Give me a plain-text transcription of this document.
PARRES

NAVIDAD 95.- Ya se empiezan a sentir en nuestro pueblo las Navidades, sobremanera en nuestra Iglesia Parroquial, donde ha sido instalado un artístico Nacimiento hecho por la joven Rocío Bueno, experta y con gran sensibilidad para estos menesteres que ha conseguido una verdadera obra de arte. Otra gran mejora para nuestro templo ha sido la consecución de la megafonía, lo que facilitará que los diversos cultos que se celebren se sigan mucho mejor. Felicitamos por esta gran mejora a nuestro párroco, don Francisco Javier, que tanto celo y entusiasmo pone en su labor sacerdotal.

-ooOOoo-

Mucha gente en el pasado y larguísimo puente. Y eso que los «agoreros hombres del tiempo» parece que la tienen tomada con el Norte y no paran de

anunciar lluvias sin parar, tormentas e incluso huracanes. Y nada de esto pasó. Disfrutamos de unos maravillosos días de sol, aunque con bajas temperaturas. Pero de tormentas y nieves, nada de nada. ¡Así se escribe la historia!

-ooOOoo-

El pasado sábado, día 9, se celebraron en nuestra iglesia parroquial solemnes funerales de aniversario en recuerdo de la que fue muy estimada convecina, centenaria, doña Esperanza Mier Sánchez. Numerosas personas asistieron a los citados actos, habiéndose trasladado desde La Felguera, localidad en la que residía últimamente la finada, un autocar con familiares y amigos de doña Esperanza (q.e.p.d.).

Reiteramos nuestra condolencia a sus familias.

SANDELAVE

####

WHAT IS EXPECTED:
Find every line in the records that has the string "pasado", then state how many there are and nothing else.

OUTPUT FOR THIS EXERCISE:
2